## Given records
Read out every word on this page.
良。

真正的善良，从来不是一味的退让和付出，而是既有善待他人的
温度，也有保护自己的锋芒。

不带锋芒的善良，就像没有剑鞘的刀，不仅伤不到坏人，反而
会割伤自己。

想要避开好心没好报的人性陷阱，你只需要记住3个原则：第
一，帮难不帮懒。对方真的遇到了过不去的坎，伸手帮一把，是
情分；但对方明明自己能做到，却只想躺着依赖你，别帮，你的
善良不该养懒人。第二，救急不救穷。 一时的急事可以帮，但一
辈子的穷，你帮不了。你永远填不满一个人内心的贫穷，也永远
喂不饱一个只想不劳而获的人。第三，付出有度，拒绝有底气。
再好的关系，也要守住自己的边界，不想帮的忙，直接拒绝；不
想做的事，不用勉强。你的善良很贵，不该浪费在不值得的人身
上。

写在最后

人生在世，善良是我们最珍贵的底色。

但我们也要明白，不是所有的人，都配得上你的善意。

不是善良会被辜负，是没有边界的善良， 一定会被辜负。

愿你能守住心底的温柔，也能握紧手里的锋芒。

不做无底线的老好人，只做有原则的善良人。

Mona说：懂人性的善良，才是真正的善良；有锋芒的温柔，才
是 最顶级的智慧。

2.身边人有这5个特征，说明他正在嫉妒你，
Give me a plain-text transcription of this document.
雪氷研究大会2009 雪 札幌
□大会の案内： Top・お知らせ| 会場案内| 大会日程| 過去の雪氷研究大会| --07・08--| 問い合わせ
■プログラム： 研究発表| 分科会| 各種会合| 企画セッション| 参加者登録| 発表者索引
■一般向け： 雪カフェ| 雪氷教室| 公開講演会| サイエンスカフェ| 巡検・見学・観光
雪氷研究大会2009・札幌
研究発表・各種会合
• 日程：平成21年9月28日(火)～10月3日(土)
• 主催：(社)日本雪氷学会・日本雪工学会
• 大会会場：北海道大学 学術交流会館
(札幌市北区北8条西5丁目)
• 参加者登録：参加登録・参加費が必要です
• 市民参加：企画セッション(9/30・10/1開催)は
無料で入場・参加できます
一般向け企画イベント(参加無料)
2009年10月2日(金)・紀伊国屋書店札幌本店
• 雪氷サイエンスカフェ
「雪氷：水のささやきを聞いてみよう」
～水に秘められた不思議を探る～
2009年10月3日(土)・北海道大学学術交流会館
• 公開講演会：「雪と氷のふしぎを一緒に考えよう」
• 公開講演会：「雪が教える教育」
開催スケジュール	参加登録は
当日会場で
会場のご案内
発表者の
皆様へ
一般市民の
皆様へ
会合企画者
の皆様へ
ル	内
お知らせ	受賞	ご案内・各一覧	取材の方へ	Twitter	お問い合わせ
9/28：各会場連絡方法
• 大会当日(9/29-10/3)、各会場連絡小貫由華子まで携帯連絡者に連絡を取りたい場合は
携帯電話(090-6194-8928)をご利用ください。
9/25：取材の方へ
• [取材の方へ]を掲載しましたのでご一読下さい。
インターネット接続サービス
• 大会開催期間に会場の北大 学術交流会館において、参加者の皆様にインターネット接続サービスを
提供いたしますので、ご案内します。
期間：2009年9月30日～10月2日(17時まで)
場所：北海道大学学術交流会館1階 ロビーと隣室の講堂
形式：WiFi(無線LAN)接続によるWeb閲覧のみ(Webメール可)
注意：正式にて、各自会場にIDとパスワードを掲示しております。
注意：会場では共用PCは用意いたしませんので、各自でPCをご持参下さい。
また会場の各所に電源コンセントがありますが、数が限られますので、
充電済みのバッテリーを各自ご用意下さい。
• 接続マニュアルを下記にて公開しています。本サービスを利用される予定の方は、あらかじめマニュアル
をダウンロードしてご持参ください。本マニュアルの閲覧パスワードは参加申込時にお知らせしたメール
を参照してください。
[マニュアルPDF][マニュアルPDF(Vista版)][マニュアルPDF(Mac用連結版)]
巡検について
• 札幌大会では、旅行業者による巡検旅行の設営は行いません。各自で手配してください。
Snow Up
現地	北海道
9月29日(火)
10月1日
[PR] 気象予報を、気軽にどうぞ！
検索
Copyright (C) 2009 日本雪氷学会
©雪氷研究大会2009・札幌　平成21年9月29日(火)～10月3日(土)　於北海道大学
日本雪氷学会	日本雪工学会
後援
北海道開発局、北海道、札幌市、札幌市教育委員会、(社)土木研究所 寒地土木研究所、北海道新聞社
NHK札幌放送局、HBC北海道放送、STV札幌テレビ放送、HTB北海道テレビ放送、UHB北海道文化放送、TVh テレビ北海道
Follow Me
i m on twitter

## Goal
Using the listing above, please repeat every entry exactly.

## Problem solution
Read out every word on this page.
良。

真正的善良，从来不是一味的退让和付出，而是既有善待他人的
温度，也有保护自己的锋芒。

不带锋芒的善良，就像没有剑鞘的刀，不仅伤不到坏人，反而
会割伤自己。

想要避开好心没好报的人性陷阱，你只需要记住3个原则：第
一，帮难不帮懒。对方真的遇到了过不去的坎，伸手帮一把，是
情分；但对方明明自己能做到，却只想躺着依赖你，别帮，你的
善良不该养懒人。第二，救急不救穷。 一时的急事可以帮，但一
辈子的穷，你帮不了。你永远填不满一个人内心的贫穷，也永远
喂不饱一个只想不劳而获的人。第三，付出有度，拒绝有底气。
再好的关系，也要守住自己的边界，不想帮的忙，直接拒绝；不
想做的事，不用勉强。你的善良很贵，不该浪费在不值得的人身
上。

写在最后

人生在世，善良是我们最珍贵的底色。

但我们也要明白，不是所有的人，都配得上你的善意。

不是善良会被辜负，是没有边界的善良， 一定会被辜负。

愿你能守住心底的温柔，也能握紧手里的锋芒。

不做无底线的老好人，只做有原则的善良人。

Mona说：懂人性的善良，才是真正的善良；有锋芒的温柔，才
是 最顶级的智慧。

2.身边人有这5个特征，说明他正在嫉妒你，
Give me a plain-text transcription of this document.
雪氷研究大会2009 雪 札幌
□大会の案内： Top・お知らせ| 会場案内| 大会日程| 過去の雪氷研究大会| --07・08--| 問い合わせ
■プログラム： 研究発表| 分科会| 各種会合| 企画セッション| 参加者登録| 発表者索引
■一般向け： 雪カフェ| 雪氷教室| 公開講演会| サイエンスカフェ| 巡検・見学・観光
雪氷研究大会2009・札幌
研究発表・各種会合
• 日程：平成21年9月28日(火)～10月3日(土)
• 主催：(社)日本雪氷学会・日本雪工学会
• 大会会場：北海道大学 学術交流会館
(札幌市北区北8条西5丁目)
• 参加者登録：参加登録・参加費が必要です
• 市民参加：企画セッション(9/30・10/1開催)は
無料で入場・参加できます
一般向け企画イベント(参加無料)
2009年10月2日(金)・紀伊国屋書店札幌本店
• 雪氷サイエンスカフェ
「雪氷：水のささやきを聞いてみよう」
～水に秘められた不思議を探る～
2009年10月3日(土)・北海道大学学術交流会館
• 公開講演会：「雪と氷のふしぎを一緒に考えよう」
• 公開講演会：「雪が教える教育」
開催スケジュール	参加登録は
当日会場で
会場のご案内
発表者の
皆様へ
一般市民の
皆様へ
会合企画者
の皆様へ
ル	内
お知らせ	受賞	ご案内・各一覧	取材の方へ	Twitter	お問い合わせ
9/28：各会場連絡方法
• 大会当日(9/29-10/3)、各会場連絡小貫由華子まで携帯連絡者に連絡を取りたい場合は
携帯電話(090-6194-8928)をご利用ください。
9/25：取材の方へ
• [取材の方へ]を掲載しましたのでご一読下さい。
インターネット接続サービス
• 大会開催期間に会場の北大 学術交流会館において、参加者の皆様にインターネット接続サービスを
提供いたしますので、ご案内します。
期間：2009年9月30日～10月2日(17時まで)
場所：北海道大学学術交流会館1階 ロビーと隣室の講堂
形式：WiFi(無線LAN)接続によるWeb閲覧のみ(Webメール可)
注意：正式にて、各自会場にIDとパスワードを掲示しております。
注意：会場では共用PCは用意いたしませんので、各自でPCをご持参下さい。
また会場の各所に電源コンセントがありますが、数が限られますので、
充電済みのバッテリーを各自ご用意下さい。
• 接続マニュアルを下記にて公開しています。本サービスを利用される予定の方は、あらかじめマニュアル
をダウンロードしてご持参ください。本マニュアルの閲覧パスワードは参加申込時にお知らせしたメール
を参照してください。
[マニュアルPDF][マニュアルPDF(Vista版)][マニュアルPDF(Mac用連結版)]
巡検について
• 札幌大会では、旅行業者による巡検旅行の設営は行いません。各自で手配してください。
Snow Up
現地	北海道
9月29日(火)
10月1日
[PR] 気象予報を、気軽にどうぞ！
検索
Copyright (C) 2009 日本雪氷学会
©雪氷研究大会2009・札幌　平成21年9月29日(火)～10月3日(土)　於北海道大学
日本雪氷学会	日本雪工学会
後援
北海道開発局、北海道、札幌市、札幌市教育委員会、(社)土木研究所 寒地土木研究所、北海道新聞社
NHK札幌放送局、HBC北海道放送、STV札幌テレビ放送、HTB北海道テレビ放送、UHB北海道文化放送、TVh テレビ北海道
Follow Me
i m on twitter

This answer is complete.